## Objective
Give back a single number, the count of lines containing the word "خواهند".
╭─ Data entries
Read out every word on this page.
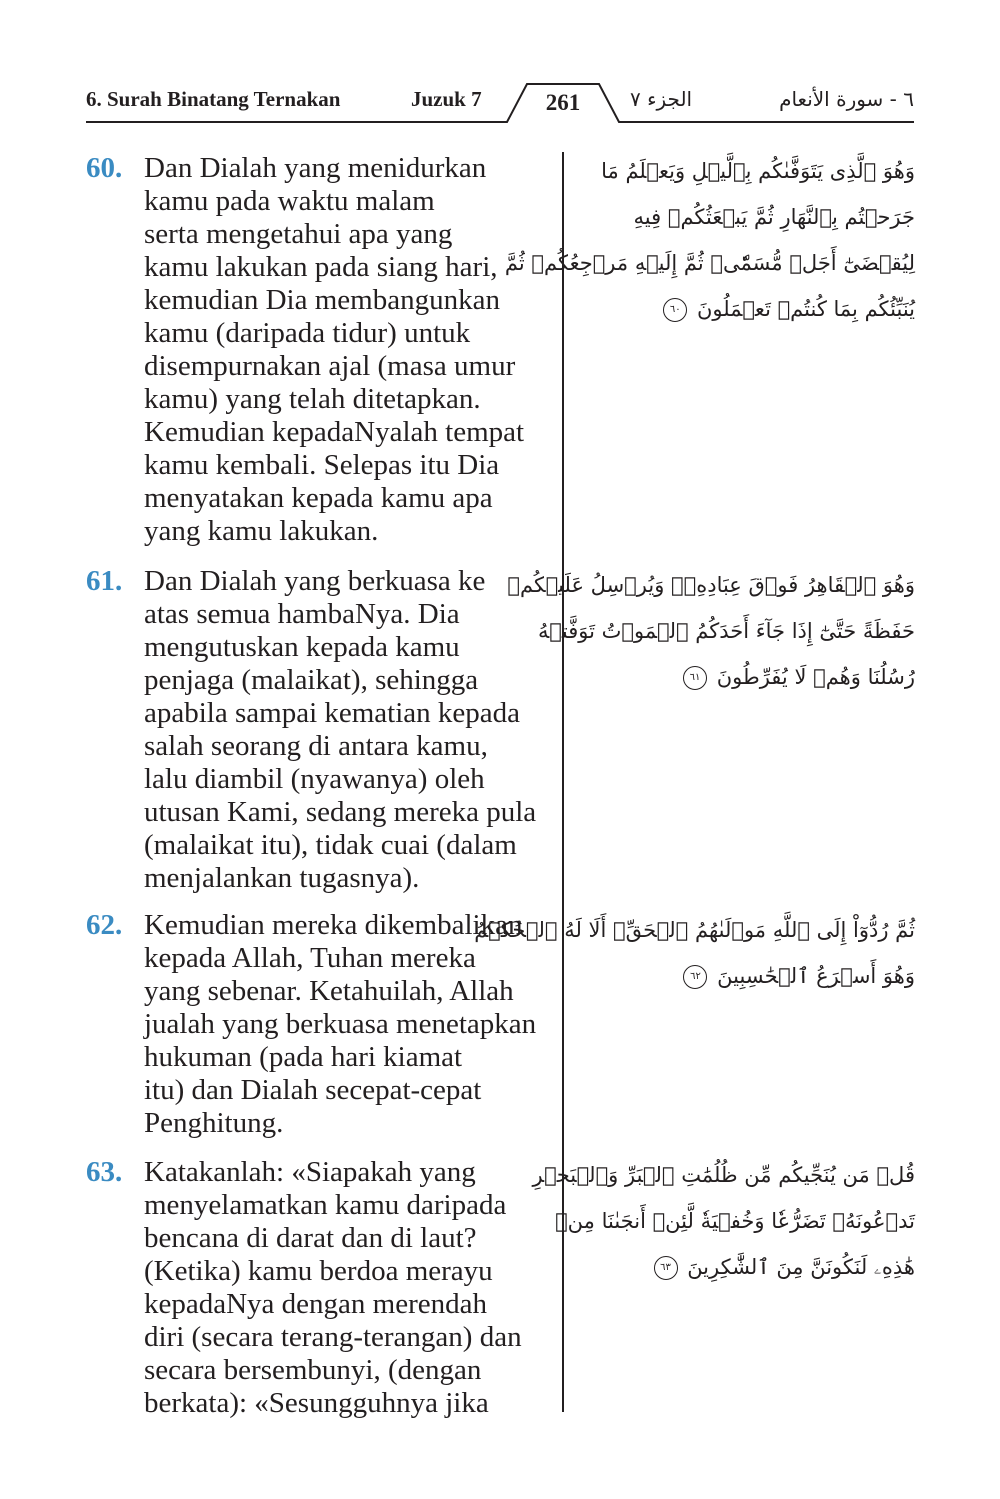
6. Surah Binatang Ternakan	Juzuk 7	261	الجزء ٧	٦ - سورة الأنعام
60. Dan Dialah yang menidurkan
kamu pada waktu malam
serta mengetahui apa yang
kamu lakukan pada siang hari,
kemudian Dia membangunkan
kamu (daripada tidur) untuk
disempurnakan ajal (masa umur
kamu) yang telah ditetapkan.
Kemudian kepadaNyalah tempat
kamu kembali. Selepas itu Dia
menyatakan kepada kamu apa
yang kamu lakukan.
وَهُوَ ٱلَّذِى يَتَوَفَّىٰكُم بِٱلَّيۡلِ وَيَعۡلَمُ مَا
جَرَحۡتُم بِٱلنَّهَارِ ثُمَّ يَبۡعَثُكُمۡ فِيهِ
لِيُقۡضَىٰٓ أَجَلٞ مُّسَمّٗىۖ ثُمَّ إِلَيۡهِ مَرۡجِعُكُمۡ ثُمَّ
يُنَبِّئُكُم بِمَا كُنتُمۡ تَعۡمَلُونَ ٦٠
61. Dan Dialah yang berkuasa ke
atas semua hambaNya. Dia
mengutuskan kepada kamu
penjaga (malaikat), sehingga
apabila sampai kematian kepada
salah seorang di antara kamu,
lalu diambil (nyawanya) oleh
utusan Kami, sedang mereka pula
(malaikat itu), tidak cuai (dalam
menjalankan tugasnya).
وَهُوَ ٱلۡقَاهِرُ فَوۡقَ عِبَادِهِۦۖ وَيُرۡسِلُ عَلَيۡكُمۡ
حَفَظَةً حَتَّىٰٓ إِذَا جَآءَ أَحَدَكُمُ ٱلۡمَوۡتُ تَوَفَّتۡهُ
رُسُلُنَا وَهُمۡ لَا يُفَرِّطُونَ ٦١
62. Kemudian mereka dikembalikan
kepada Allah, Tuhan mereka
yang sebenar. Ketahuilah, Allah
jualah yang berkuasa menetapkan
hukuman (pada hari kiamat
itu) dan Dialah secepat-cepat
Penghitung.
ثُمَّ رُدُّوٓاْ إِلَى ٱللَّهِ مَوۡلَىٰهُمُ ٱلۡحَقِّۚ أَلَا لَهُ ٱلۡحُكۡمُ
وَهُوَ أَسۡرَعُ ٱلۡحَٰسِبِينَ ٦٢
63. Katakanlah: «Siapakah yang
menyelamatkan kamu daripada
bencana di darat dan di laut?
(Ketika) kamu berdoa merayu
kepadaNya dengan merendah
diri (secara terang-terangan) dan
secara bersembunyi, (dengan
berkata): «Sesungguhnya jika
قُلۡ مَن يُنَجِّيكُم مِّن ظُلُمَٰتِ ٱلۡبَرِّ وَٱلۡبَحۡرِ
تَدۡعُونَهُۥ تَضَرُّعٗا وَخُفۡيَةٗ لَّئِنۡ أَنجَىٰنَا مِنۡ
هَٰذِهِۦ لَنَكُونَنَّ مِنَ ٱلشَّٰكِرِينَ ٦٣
╰─
╭─ Data entries
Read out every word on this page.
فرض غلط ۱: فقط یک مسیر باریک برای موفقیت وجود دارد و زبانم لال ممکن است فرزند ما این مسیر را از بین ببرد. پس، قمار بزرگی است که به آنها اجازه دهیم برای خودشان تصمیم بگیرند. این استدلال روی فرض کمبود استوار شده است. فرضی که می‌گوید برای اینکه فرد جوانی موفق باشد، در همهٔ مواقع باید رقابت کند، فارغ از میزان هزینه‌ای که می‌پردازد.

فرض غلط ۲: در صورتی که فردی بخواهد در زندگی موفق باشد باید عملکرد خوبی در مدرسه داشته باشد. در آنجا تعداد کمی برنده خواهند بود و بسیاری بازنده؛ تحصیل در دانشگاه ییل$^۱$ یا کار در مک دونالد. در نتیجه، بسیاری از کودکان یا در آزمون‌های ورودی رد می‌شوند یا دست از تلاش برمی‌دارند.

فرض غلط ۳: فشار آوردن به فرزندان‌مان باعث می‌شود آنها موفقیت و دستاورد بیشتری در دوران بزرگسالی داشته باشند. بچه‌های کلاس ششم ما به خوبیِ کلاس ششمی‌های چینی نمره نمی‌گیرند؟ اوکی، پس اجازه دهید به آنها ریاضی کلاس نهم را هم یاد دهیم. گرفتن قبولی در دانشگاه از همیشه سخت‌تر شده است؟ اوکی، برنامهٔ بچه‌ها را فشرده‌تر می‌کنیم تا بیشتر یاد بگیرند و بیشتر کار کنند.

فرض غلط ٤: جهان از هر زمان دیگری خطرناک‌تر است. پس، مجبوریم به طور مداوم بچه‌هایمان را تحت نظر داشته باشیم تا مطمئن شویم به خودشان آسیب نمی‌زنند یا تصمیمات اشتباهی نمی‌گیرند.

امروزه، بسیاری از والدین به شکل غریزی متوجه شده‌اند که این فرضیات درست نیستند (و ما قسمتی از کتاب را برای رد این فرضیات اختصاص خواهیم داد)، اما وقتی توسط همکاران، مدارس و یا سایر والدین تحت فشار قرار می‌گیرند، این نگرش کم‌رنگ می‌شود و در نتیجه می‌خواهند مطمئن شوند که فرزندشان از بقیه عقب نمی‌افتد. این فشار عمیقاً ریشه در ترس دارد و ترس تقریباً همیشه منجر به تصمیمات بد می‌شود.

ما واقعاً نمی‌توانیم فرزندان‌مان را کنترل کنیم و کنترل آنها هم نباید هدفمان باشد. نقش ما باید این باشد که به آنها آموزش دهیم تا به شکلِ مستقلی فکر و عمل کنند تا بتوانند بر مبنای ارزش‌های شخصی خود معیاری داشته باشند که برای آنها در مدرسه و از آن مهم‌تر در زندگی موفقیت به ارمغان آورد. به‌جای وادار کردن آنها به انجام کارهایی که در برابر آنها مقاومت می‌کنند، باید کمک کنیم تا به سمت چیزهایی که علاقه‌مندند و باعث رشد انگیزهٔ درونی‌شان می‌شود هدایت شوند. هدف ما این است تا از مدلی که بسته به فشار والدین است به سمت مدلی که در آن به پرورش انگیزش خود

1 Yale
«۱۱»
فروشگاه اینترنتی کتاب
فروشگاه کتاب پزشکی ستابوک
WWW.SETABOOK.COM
╰─
╭─ Data entries
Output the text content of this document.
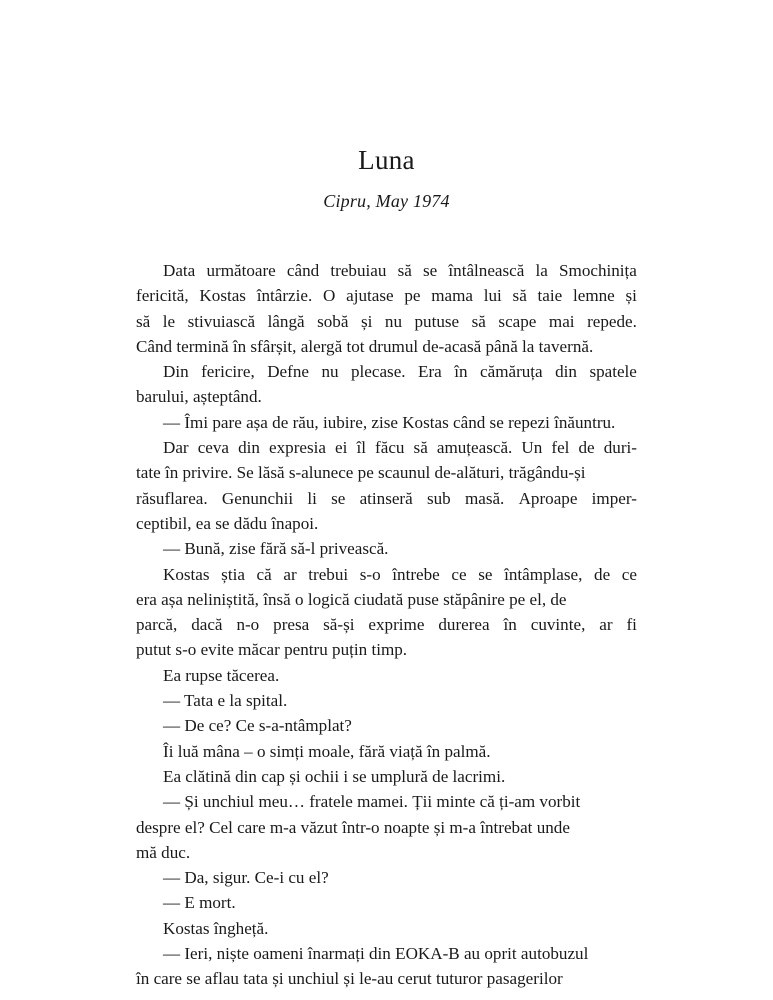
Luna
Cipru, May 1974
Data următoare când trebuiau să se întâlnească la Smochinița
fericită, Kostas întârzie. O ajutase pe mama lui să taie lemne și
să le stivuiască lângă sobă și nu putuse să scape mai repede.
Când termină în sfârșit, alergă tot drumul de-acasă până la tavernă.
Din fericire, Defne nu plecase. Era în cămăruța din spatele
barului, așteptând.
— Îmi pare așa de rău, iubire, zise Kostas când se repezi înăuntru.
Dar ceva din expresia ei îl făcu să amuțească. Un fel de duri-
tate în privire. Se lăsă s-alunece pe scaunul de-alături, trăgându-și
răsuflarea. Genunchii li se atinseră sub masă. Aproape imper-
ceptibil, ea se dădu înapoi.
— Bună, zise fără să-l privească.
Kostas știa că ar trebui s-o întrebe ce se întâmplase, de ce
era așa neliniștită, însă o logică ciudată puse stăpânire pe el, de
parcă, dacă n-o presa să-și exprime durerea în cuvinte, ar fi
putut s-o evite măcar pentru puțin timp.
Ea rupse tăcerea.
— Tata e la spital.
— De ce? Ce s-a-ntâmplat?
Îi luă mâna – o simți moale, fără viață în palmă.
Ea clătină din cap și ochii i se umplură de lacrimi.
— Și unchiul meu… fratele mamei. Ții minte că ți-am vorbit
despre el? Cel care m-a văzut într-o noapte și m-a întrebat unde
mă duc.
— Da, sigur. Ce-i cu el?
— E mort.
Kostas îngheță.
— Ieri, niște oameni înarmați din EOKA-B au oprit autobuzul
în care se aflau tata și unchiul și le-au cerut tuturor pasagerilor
╰─
## Response
2